Instructions to follow: Go through the entries and say how many lines contain the string "this". The number is the whole answer.

Available data:
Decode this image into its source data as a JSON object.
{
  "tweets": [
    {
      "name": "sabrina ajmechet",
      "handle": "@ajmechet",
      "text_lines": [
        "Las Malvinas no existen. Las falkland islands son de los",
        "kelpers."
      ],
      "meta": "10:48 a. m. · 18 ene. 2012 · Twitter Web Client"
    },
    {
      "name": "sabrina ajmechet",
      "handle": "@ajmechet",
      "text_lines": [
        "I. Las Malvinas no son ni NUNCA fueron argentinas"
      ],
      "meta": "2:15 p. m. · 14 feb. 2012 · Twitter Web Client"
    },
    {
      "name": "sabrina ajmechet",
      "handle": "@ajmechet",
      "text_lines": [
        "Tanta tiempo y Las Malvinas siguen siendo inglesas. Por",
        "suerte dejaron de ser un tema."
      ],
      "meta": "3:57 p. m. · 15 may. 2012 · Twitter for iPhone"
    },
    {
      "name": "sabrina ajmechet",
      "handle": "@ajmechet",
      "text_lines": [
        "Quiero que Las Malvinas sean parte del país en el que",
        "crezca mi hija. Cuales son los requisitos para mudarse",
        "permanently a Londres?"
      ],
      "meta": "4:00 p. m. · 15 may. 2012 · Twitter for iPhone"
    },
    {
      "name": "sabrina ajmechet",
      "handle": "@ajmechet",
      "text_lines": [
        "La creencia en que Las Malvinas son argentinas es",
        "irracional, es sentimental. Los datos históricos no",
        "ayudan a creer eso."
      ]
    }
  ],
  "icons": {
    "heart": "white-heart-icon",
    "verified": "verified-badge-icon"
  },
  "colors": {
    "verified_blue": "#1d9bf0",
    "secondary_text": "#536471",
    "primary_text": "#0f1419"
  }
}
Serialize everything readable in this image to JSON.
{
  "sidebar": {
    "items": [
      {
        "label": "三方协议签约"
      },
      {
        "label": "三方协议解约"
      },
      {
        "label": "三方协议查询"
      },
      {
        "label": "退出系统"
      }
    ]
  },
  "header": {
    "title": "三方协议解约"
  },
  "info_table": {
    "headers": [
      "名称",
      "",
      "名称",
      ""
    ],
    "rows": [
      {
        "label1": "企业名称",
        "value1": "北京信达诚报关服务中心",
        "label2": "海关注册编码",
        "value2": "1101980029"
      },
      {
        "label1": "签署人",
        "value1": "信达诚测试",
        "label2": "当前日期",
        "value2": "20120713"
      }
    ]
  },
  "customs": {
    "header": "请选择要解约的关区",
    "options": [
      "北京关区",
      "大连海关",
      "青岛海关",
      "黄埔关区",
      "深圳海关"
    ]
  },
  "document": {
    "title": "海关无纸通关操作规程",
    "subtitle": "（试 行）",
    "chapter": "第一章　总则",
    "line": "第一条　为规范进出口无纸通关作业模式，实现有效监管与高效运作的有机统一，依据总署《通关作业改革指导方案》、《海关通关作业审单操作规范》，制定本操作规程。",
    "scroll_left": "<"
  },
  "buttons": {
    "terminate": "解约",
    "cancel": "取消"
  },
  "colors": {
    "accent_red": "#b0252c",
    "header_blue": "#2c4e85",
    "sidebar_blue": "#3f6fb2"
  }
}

Task answer: 2